= GIVEN TEXT =
= = = = = = =

Why would tech companies trade Silicon Valley for Seattle? While the most obvious reason is the skyrocketing cost of living in Silicon Valley, Seattle is not far behind—ranking second for software engineers, in fact—and the presence of Microsoft since 1980 prompted many tech professionals to move into the area. Another reason tech startups are choosing Seattle? They have a chance to learn from the successes (and mistakes) of their Bay Area and Silicon Valley counterparts. “San Francisco is both a role model and a cautionary tale,” said Rebecca Lovell, an advocate for startups in Seattle.

Not everyone is jumping ship yet, but the intent is there. Avi Cavale founded Shippable after working 11 years at Microsoft. Shippable sells software that streamlines the process of producing software. He used his contacts at Microsoft to get funding, and people are interested in going out on their own. “I get invited to quite a few events about transitioning from large corporations to startups, and I feel like most of these events end up with 80 to 100 people,” Cavale said.

Education is also trying to get a stake in the inevitable talent war that could come across as companies race to acquire the best tech talent. The University of Washington is renting space to entrepreneurs and hosts TechStars, a yearly program that helps startups get going. Program startup manager Nathan Daum envisions a different tech scene than the Bay Area—literally and figuratively. Daum also has a degree in urban planning, and wants to make sure the whole neighborhood can reap the benefits of the rising tech scene, mainly by addressing zoning issues. “That would help in retaining that character and diversity of businesses,” Daum said.

One of the beneficiaries of the Seattle tech boom is current US Senator Maria Cantwell (D-WA), who worked at RealNetworks, a music download company, and won election in 2000 with some technocratic policies, including advocating for increased Internet access throughout the state. She also reached out to eastern Washington residents, who, compared to their western counterparts, were living in a more rural atmosphere.

Several people have warned that the success of Seattle’s tech scene could also hurt the city. “The biggest problem here is that neither construction companies nor the corporations driving them are being asked to invest in public transit or significantly fund programs that support lower income folks struggling against rising costs. Nor is there any realistic vision or framework for implementing rent control or requiring effective development of affordable housing,” said Jeff Reifman, a tech consultant who worked for eight years at Microsoft, leading the launch of MSNBC.com.

Reifman has also warned that Seattle tech companies could also perpetuate mistakes being made in the tech scene today, which has been criticized as lacking diversity and being outright hostile towards women. “Growth in a city leads to diversity in culture and the arts, but Seattle is becoming more homogeneous, filling with white male technologists as artists, minorities and those with lower incomes are pushed out,” he also wrote.

Seattle’s missing link is the lack of venture capital investors compared to their Silicon Valley counterparts. However, former Amazon employee and Skilljar co-founder Sandi Lin sees that as more of an advantage. Washington’s lower cost of hiring, lack of income tax, higher company loyalty, and more realistic company valuations are among some of the incentives to bring talent to the area. “Trying to win over a prospective engineer can be like a knife fight with other companies,” Lin said about the Silicon Valley hiring scene.

Could Seattle be ground zero for a tech talent war? While many of these startups look to hire the best and stay profitable alongside favorable state laws to attract and retain tech talent, it could be something far different than what Silicon Valley is right now.

= = = = = = =

Records from a dataset:
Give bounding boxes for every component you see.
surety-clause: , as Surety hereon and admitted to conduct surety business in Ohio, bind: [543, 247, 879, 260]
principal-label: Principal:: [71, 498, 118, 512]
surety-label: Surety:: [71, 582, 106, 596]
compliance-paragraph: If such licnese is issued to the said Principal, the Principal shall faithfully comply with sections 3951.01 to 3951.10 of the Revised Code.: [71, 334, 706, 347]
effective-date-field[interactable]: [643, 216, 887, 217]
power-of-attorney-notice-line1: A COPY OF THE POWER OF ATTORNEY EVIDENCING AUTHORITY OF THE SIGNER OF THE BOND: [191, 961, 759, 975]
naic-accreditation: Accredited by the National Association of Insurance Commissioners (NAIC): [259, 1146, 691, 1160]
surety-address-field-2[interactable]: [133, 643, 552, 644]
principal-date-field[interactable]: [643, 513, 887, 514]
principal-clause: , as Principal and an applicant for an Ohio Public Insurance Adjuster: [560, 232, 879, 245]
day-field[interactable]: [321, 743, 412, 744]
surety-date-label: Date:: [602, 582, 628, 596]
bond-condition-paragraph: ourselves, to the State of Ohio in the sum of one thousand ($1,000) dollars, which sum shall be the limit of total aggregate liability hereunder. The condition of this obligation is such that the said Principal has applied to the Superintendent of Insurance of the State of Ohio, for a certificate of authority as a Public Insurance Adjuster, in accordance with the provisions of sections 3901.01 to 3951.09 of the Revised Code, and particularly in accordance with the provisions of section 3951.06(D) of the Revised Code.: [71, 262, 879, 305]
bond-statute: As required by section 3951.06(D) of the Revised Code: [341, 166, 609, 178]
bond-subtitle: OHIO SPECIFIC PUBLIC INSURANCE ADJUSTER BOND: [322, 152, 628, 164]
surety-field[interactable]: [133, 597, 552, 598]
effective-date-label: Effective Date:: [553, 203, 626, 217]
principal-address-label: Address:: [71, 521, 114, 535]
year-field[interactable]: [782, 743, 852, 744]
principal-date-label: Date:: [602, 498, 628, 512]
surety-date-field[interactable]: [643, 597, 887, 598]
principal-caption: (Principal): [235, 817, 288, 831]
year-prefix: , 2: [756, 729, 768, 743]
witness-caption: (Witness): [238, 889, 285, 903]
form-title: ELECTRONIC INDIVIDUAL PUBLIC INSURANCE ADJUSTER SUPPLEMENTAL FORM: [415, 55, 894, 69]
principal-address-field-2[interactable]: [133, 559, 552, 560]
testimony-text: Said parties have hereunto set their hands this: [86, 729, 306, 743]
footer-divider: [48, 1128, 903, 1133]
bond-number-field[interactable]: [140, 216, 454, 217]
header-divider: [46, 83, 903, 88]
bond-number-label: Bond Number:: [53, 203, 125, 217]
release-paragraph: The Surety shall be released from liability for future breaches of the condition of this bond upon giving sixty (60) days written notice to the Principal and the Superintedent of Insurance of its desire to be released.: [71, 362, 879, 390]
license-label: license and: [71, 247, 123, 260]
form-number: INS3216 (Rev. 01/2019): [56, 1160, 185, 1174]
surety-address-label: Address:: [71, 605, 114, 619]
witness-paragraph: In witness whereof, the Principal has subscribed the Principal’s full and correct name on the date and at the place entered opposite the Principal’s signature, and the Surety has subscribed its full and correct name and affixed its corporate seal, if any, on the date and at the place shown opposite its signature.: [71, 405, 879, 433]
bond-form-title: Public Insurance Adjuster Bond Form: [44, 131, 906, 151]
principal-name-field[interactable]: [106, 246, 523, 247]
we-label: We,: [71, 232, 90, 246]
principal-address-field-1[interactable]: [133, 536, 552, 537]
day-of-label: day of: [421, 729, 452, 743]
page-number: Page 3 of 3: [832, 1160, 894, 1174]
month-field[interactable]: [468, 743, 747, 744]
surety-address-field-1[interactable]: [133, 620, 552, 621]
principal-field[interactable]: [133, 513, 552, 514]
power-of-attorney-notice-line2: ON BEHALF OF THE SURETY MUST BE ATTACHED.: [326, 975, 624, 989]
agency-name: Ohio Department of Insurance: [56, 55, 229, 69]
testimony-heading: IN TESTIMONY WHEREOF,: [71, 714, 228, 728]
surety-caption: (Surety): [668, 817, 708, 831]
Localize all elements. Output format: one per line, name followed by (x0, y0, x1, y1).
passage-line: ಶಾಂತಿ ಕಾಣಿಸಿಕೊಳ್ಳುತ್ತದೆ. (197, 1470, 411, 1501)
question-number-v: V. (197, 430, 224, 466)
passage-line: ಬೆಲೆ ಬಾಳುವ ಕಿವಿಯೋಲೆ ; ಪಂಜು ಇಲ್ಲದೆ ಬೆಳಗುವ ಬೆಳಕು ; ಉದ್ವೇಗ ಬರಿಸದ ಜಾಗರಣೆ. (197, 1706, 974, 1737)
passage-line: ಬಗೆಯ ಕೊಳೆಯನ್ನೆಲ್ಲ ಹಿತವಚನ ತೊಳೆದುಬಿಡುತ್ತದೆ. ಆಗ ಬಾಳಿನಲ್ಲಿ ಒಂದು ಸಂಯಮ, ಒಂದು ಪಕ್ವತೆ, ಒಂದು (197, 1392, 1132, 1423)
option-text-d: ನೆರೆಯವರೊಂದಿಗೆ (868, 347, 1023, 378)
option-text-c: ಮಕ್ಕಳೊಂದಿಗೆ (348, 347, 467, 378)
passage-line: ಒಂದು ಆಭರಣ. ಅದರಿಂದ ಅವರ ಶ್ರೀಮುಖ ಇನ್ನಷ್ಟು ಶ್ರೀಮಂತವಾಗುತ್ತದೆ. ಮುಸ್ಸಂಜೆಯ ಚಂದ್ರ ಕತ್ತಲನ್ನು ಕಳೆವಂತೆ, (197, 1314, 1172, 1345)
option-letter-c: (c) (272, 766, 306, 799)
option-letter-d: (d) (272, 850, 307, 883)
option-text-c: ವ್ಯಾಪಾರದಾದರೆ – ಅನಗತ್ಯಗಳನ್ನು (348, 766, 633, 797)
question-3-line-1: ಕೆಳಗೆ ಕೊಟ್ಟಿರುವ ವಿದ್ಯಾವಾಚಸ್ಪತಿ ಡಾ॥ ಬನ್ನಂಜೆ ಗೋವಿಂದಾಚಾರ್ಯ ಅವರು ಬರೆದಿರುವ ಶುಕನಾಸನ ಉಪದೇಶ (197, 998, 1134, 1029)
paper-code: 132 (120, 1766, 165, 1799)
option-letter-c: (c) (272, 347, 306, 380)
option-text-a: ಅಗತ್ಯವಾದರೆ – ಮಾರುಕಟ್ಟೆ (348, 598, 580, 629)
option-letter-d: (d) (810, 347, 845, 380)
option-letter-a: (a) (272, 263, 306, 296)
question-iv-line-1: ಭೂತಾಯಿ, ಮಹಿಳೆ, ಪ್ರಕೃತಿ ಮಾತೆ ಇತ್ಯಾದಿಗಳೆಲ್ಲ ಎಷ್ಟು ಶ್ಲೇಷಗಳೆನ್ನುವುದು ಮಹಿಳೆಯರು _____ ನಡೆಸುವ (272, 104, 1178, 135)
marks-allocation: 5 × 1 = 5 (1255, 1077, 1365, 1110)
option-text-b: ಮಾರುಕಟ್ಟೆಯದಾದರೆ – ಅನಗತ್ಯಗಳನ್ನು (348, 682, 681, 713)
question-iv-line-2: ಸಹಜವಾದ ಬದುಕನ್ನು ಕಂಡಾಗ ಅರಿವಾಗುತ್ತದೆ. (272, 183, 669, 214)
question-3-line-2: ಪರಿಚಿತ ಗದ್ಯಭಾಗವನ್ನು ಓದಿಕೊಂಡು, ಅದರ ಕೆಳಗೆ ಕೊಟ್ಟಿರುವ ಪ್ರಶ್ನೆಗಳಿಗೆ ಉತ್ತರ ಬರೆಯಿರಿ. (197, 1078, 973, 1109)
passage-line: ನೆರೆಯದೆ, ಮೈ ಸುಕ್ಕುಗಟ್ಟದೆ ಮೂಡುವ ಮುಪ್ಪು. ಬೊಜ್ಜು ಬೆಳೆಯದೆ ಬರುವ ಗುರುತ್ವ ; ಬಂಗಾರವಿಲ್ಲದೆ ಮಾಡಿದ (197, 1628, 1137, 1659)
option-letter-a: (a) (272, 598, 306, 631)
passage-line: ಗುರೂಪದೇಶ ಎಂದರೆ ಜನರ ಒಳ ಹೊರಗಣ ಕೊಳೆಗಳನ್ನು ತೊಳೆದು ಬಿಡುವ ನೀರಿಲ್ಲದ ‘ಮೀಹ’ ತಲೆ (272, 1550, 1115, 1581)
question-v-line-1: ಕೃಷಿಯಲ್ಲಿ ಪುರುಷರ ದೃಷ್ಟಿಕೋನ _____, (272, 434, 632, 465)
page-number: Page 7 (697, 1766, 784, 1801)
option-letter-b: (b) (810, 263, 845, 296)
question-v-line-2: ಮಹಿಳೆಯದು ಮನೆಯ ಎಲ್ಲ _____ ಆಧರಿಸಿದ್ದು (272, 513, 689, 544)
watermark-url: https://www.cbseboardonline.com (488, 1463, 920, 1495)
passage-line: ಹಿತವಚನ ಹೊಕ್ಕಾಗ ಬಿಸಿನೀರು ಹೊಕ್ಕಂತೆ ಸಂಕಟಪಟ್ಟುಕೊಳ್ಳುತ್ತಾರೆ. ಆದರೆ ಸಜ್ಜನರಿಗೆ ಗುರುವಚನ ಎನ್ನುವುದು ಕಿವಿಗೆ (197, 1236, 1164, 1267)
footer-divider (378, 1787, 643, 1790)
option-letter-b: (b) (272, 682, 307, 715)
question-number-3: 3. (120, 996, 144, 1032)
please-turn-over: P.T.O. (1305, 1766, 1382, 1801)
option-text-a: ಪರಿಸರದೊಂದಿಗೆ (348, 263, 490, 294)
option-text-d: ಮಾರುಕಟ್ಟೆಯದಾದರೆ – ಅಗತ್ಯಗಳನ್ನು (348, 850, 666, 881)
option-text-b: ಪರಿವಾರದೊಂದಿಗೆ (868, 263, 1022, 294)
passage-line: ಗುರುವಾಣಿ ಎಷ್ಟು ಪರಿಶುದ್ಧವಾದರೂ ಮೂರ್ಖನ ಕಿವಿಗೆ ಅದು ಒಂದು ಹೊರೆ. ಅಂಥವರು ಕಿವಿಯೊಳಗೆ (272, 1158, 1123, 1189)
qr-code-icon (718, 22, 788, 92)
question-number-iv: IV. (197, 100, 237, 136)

= = = = = = =

= REQUIRED ACTIONS =
(1) List every person named in the article on Seattle's tech scene.
(2) According to the article on Seattle's tech scene, what company did Avi Cavale found after working 11 years at Microsoft?

= TASK RESPONSES =
(1) Rebecca Lovell, Avi Cavale, Nathan Daum, Maria Cantwell, Jeff Reifman, Sandi Lin

(2) He founded Shippable.